▸ Prompt: Pick out the lines below that include the string "name".
========
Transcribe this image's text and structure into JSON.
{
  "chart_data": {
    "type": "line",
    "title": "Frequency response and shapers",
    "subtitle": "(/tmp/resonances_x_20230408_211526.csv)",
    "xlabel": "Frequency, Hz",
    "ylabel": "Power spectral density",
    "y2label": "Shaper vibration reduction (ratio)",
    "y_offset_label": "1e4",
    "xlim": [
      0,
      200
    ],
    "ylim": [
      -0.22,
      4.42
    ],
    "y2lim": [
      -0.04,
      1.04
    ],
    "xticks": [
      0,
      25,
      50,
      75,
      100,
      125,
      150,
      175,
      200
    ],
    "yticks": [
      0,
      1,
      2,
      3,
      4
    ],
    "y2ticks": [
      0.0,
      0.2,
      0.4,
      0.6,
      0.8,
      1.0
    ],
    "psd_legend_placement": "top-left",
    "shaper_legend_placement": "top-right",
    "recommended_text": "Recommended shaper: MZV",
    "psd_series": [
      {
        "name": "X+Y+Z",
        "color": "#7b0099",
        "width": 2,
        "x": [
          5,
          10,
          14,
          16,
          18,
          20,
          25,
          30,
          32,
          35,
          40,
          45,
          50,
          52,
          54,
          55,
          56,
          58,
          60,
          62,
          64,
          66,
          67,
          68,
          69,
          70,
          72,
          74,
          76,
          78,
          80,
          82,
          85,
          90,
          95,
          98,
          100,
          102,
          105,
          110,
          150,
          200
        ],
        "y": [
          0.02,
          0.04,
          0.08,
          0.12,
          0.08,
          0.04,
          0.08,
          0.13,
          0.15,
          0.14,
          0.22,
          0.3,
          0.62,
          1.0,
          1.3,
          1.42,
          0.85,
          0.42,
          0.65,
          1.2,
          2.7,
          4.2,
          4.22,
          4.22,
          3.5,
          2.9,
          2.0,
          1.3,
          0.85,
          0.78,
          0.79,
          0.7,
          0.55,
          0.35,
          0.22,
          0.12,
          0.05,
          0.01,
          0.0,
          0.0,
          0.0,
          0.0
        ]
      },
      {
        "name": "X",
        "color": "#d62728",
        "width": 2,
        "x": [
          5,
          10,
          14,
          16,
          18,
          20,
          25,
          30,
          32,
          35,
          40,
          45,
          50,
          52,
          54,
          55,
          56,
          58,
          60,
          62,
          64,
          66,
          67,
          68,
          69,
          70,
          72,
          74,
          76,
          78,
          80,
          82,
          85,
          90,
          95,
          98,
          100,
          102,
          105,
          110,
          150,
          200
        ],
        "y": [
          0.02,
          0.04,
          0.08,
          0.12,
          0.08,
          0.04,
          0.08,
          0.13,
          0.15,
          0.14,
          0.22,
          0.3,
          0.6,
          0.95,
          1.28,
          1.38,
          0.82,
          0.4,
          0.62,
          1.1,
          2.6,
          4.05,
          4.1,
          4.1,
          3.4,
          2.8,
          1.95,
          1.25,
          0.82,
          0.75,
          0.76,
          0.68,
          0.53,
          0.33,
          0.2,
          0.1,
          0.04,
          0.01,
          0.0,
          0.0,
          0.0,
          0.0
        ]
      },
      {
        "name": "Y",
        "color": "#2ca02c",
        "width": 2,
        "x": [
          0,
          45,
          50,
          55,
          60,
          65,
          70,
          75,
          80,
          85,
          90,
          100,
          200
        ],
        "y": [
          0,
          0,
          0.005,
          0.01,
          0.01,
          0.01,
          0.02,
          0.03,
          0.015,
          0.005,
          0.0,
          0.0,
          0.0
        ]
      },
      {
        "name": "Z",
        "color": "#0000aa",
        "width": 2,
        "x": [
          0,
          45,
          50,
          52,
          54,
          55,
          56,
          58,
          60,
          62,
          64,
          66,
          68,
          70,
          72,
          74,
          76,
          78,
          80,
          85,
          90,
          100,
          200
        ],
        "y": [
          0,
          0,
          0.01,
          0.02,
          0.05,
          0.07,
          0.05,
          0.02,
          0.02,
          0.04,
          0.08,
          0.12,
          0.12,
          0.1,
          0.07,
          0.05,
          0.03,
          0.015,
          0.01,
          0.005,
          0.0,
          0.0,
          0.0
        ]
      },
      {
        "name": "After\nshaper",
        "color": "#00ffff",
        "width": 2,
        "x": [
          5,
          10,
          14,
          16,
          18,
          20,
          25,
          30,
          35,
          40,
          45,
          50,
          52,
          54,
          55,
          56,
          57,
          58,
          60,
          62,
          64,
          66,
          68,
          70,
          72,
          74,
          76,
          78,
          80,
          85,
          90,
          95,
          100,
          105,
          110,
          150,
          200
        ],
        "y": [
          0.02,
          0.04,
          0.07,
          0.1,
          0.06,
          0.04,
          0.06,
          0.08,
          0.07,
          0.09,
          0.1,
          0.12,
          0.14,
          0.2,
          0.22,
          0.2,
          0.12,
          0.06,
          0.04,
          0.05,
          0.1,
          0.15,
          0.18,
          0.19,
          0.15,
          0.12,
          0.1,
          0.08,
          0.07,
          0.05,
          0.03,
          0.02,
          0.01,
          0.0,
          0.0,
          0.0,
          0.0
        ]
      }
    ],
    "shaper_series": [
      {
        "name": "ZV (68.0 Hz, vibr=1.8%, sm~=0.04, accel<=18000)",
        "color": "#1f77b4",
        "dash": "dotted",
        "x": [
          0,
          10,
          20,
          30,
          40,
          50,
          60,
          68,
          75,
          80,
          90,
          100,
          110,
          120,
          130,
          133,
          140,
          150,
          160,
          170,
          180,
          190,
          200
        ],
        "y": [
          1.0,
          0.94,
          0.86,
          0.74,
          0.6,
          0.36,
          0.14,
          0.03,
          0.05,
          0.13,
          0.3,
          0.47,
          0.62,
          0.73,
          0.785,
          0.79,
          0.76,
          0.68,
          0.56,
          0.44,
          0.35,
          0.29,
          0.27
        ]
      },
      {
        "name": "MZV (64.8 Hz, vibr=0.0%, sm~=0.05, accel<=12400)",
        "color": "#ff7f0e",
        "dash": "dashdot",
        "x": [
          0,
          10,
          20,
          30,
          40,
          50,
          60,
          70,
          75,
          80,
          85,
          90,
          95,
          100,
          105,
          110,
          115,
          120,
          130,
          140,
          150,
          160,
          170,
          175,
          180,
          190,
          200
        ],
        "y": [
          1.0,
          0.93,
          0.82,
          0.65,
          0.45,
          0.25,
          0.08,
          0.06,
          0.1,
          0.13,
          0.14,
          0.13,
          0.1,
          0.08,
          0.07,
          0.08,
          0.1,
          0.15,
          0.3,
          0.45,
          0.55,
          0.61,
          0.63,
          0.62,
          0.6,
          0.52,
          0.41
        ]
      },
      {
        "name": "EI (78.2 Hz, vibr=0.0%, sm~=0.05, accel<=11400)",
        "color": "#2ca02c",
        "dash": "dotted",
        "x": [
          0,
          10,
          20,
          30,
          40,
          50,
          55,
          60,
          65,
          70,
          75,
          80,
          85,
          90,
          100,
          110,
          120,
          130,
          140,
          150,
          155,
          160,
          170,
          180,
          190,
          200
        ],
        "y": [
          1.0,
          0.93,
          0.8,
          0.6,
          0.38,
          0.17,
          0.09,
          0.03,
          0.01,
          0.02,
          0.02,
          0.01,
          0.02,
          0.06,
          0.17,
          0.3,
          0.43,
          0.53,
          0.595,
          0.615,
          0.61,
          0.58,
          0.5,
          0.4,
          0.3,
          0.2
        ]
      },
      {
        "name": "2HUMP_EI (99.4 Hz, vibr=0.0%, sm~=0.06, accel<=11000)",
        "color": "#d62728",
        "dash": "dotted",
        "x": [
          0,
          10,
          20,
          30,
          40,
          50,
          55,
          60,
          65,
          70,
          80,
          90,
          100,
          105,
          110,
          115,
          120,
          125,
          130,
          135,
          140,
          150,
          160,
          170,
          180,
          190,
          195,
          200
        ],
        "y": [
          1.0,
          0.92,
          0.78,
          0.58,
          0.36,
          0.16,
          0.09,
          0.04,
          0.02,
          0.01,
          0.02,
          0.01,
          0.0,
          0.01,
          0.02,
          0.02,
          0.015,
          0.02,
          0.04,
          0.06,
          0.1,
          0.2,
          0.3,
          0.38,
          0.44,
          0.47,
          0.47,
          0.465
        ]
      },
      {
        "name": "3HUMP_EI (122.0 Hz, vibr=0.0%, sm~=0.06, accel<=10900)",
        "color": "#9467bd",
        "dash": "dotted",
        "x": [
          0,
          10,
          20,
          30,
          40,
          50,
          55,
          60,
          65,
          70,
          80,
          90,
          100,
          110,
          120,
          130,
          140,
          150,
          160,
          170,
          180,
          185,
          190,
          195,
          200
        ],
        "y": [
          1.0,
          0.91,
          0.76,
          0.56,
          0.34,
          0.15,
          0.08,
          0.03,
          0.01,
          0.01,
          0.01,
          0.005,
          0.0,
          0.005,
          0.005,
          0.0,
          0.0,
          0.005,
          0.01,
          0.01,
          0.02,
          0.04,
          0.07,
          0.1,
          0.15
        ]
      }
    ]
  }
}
========
▸ Task answer:
        "name": "X+Y+Z",
        "name": "X",
        "name": "Y",
        "name": "Z",
        "name": "After\nshaper",
        "name": "ZV (68.0 Hz, vibr=1.8%, sm~=0.04, accel<=18000)",
        "name": "MZV (64.8 Hz, vibr=0.0%, sm~=0.05, accel<=12400)",
        "name": "EI (78.2 Hz, vibr=0.0%, sm~=0.05, accel<=11400)",
        "name": "2HUMP_EI (99.4 Hz, vibr=0.0%, sm~=0.06, accel<=11000)",
        "name": "3HUMP_EI (122.0 Hz, vibr=0.0%, sm~=0.06, accel<=10900)",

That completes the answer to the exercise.